GIVEN REQUEST
Every line of the material below should be repeated exactly.

PROVIDED MATERIAL
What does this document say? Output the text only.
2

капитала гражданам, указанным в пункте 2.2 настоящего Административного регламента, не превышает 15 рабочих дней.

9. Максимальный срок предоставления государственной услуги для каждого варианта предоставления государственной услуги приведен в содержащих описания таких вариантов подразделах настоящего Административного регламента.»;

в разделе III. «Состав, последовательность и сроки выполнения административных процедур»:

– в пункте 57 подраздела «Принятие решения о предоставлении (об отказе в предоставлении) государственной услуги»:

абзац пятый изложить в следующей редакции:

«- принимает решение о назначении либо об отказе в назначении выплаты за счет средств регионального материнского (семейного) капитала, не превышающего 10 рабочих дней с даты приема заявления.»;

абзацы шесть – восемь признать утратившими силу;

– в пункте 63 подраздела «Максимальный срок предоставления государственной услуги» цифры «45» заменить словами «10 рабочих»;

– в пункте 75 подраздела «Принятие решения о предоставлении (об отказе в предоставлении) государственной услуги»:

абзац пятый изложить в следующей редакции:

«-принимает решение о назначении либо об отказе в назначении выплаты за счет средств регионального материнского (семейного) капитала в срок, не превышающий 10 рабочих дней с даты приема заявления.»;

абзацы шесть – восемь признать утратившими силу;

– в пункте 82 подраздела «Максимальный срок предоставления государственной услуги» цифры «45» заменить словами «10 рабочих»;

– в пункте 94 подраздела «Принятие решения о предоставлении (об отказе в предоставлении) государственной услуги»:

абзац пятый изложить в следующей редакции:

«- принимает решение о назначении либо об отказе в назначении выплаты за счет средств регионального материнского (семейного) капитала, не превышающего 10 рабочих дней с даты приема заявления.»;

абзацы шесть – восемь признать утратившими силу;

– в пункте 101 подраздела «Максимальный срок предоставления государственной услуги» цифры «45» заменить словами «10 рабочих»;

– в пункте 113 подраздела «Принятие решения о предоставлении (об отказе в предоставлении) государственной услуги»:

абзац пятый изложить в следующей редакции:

SOLUTION TO THIS TASK
What does this document say? Output the text only.
2

капитала гражданам, указанным в пункте 2.2 настоящего Административного регламента, не превышает 15 рабочих дней.

9. Максимальный срок предоставления государственной услуги для каждого варианта предоставления государственной услуги приведен в содержащих описания таких вариантов подразделах настоящего Административного регламента.»;

в разделе III. «Состав, последовательность и сроки выполнения административных процедур»:

– в пункте 57 подраздела «Принятие решения о предоставлении (об отказе в предоставлении) государственной услуги»:

абзац пятый изложить в следующей редакции:

«- принимает решение о назначении либо об отказе в назначении выплаты за счет средств регионального материнского (семейного) капитала, не превышающего 10 рабочих дней с даты приема заявления.»;

абзацы шесть – восемь признать утратившими силу;

– в пункте 63 подраздела «Максимальный срок предоставления государственной услуги» цифры «45» заменить словами «10 рабочих»;

– в пункте 75 подраздела «Принятие решения о предоставлении (об отказе в предоставлении) государственной услуги»:

абзац пятый изложить в следующей редакции:

«-принимает решение о назначении либо об отказе в назначении выплаты за счет средств регионального материнского (семейного) капитала в срок, не превышающий 10 рабочих дней с даты приема заявления.»;

абзацы шесть – восемь признать утратившими силу;

– в пункте 82 подраздела «Максимальный срок предоставления государственной услуги» цифры «45» заменить словами «10 рабочих»;

– в пункте 94 подраздела «Принятие решения о предоставлении (об отказе в предоставлении) государственной услуги»:

абзац пятый изложить в следующей редакции:

«- принимает решение о назначении либо об отказе в назначении выплаты за счет средств регионального материнского (семейного) капитала, не превышающего 10 рабочих дней с даты приема заявления.»;

абзацы шесть – восемь признать утратившими силу;

– в пункте 101 подраздела «Максимальный срок предоставления государственной услуги» цифры «45» заменить словами «10 рабочих»;

– в пункте 113 подраздела «Принятие решения о предоставлении (об отказе в предоставлении) государственной услуги»:

абзац пятый изложить в следующей редакции:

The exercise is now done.